Exercise objective — Copy out the lines from the one containing "menu-item[interactable]: Exit xyxy=(174,329,468,402)" through the one containing "item-description: This includes your qualification", both included, with no changes.

Data excerpts —
= = = = =

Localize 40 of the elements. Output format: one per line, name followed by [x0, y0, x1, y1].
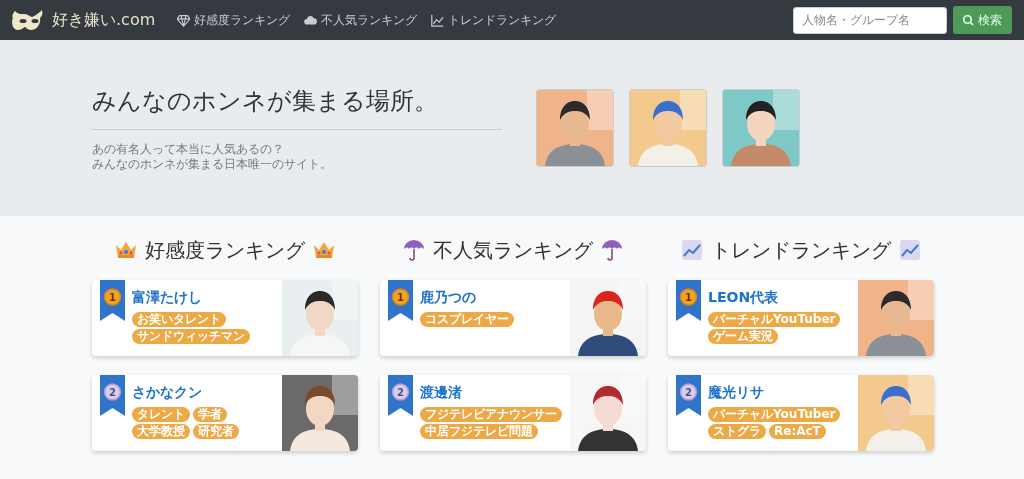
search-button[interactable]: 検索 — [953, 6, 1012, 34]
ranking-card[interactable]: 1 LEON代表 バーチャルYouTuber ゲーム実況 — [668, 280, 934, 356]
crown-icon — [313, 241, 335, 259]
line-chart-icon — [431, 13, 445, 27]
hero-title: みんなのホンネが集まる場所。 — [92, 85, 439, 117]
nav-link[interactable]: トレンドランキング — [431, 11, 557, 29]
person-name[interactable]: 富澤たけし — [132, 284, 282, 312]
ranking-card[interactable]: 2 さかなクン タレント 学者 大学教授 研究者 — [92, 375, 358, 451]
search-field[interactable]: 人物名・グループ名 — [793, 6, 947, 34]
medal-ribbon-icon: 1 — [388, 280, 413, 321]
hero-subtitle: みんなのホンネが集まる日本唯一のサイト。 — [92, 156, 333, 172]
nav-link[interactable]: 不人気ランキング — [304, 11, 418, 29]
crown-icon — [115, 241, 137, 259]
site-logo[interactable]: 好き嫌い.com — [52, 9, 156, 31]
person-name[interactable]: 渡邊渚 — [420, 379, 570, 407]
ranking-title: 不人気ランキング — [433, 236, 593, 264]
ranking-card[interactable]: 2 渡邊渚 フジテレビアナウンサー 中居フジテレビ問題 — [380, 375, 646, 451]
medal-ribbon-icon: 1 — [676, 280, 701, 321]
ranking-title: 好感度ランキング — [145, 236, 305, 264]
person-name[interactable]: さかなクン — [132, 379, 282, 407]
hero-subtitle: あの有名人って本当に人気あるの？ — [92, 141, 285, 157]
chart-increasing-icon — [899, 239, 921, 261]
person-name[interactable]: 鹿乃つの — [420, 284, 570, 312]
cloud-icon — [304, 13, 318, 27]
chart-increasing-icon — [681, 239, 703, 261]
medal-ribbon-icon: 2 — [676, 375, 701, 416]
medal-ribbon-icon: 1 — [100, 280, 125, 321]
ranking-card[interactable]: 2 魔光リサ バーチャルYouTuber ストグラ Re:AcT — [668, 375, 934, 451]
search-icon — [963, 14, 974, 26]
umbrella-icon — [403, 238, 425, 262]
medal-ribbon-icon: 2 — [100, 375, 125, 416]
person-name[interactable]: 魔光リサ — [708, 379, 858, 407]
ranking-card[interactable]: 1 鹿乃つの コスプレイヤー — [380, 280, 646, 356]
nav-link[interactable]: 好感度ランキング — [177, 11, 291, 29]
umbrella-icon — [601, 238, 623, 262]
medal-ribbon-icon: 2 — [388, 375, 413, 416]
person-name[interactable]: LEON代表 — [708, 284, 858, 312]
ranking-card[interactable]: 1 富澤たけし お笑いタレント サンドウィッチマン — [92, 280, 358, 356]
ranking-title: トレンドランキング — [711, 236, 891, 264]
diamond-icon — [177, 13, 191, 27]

= = = = =

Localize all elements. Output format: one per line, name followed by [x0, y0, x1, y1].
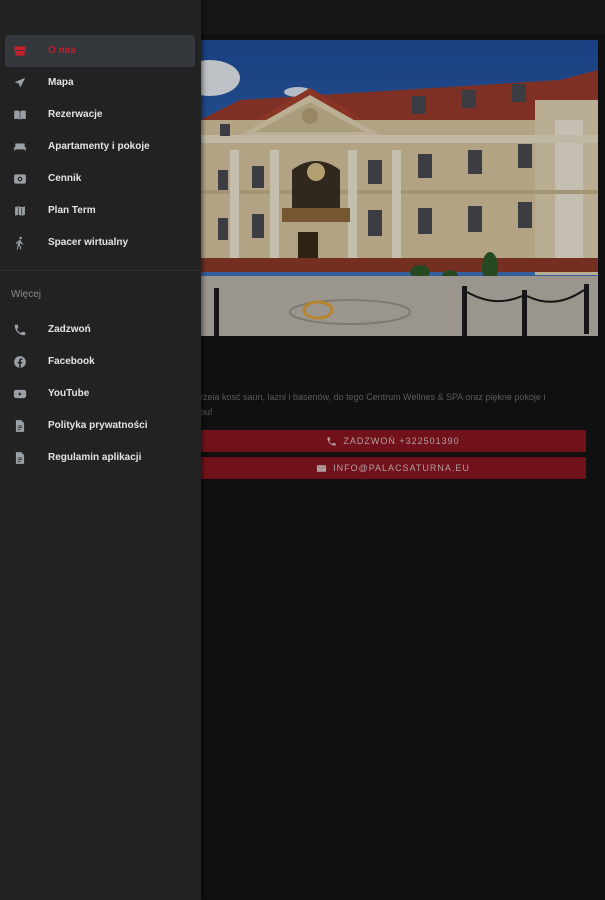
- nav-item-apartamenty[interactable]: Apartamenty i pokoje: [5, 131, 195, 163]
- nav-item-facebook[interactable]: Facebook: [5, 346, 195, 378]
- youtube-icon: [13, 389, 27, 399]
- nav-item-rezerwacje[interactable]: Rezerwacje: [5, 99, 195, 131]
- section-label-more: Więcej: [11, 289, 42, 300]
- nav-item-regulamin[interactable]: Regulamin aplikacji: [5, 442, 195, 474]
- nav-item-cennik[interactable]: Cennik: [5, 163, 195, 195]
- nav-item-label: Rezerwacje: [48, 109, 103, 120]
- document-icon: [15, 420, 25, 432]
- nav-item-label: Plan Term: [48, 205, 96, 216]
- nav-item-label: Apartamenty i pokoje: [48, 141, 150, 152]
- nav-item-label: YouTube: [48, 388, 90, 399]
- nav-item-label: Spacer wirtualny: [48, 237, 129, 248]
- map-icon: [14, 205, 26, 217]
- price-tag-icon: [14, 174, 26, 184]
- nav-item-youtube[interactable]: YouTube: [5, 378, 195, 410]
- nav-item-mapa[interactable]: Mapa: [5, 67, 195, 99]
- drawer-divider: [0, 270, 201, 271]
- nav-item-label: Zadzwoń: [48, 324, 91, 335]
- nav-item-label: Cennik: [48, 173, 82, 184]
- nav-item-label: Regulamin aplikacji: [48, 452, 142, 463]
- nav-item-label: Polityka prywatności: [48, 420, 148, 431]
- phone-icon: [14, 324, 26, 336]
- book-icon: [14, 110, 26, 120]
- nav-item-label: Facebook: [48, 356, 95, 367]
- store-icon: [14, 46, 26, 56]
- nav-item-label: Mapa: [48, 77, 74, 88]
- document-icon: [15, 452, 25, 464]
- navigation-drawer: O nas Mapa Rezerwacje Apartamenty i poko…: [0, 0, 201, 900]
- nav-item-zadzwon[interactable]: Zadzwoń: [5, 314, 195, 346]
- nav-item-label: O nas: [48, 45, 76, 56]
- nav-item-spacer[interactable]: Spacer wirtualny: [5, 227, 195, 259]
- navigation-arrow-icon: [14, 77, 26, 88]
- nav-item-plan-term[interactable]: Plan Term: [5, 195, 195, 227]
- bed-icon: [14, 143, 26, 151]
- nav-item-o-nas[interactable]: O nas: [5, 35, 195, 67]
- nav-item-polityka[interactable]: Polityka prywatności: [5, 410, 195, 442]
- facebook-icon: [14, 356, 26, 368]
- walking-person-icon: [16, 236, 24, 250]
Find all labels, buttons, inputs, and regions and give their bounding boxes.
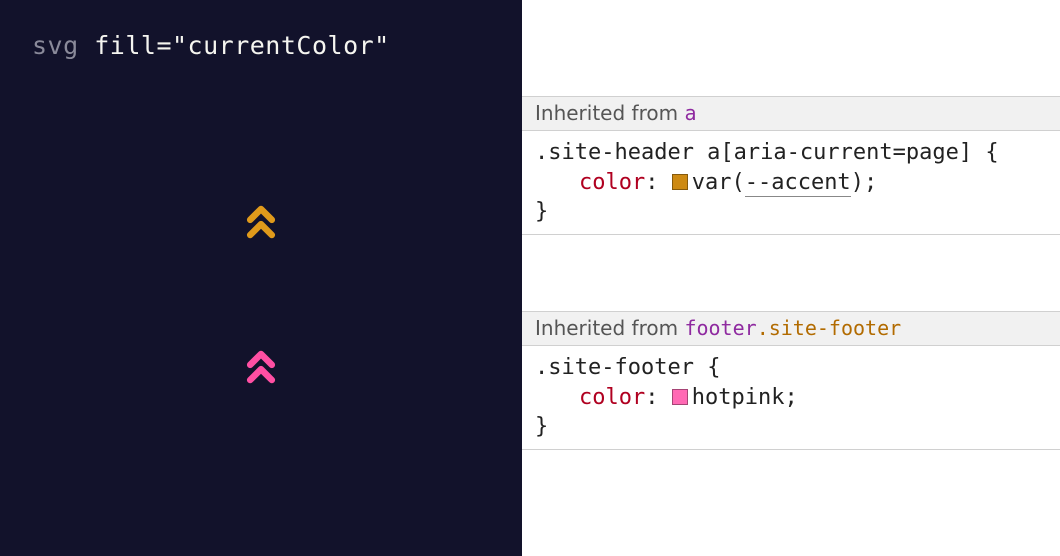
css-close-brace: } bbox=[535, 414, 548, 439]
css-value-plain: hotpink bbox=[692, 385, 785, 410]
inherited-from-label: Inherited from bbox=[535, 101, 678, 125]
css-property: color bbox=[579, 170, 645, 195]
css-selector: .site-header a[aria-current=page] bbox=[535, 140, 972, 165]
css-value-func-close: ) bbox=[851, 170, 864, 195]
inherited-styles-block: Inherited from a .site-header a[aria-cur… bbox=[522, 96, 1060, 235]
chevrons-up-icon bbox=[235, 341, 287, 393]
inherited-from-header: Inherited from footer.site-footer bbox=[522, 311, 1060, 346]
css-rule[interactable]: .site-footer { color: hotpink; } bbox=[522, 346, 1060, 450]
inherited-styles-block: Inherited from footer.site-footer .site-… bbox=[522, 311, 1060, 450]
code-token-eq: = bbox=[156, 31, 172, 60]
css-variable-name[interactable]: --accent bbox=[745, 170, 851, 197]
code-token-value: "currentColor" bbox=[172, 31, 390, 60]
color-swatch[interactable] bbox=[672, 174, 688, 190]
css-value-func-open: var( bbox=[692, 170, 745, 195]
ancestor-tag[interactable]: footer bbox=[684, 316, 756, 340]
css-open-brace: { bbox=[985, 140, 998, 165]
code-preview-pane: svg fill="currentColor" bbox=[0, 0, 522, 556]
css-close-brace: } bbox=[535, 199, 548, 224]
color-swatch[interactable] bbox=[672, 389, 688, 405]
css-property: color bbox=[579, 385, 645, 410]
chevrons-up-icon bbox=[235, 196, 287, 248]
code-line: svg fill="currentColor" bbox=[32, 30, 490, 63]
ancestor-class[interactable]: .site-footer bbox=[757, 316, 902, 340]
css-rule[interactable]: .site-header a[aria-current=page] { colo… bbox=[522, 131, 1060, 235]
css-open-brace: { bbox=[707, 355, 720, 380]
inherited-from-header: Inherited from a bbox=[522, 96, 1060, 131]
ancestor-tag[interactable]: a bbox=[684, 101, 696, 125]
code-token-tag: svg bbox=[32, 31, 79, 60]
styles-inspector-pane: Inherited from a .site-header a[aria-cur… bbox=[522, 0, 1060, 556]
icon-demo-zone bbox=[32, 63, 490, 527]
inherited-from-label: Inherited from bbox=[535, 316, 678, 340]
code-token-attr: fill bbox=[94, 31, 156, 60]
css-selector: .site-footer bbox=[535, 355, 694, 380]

= = = = =

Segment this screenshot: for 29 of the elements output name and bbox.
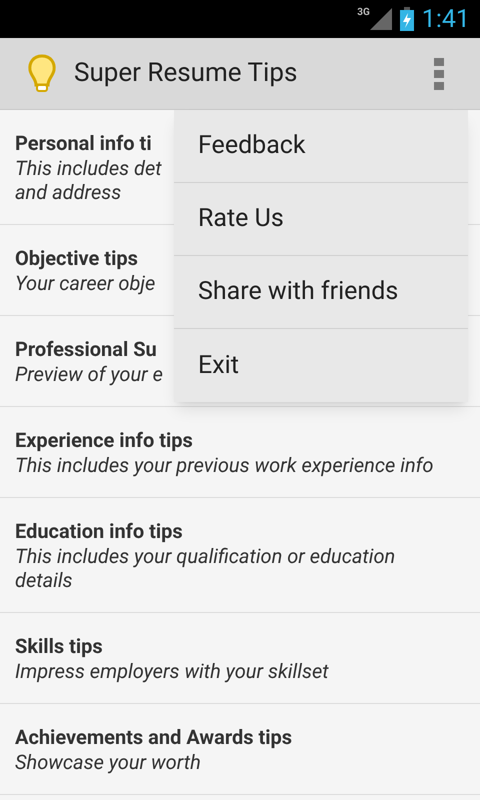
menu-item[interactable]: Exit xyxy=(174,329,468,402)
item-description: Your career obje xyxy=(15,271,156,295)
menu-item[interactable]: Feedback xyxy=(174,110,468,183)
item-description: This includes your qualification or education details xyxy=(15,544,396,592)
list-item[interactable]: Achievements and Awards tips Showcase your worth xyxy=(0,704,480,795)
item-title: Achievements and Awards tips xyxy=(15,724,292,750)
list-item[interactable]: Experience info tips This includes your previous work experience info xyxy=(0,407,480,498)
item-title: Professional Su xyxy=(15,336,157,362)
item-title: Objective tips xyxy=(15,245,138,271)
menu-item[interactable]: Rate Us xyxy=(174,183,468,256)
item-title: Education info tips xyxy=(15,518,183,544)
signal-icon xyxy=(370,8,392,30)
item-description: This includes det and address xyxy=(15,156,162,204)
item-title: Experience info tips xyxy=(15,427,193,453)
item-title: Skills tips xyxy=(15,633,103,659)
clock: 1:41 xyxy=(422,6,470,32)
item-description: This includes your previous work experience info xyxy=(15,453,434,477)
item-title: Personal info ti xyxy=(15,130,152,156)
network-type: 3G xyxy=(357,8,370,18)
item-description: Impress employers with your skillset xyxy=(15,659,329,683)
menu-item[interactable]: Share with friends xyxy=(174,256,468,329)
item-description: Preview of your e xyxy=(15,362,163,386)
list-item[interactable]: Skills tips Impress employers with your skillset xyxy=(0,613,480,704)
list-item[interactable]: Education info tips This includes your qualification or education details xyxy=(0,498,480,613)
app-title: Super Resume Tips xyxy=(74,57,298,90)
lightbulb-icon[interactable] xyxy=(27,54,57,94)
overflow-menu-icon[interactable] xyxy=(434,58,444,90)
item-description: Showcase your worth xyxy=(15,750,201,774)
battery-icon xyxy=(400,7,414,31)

= = = = =

Solved problem —
menu-item[interactable]: Exit xyxy=(174,329,468,402)
item-description: Your career obje xyxy=(15,271,156,295)
menu-item[interactable]: Feedback xyxy=(174,110,468,183)
item-description: This includes your qualification or education details xyxy=(15,544,396,592)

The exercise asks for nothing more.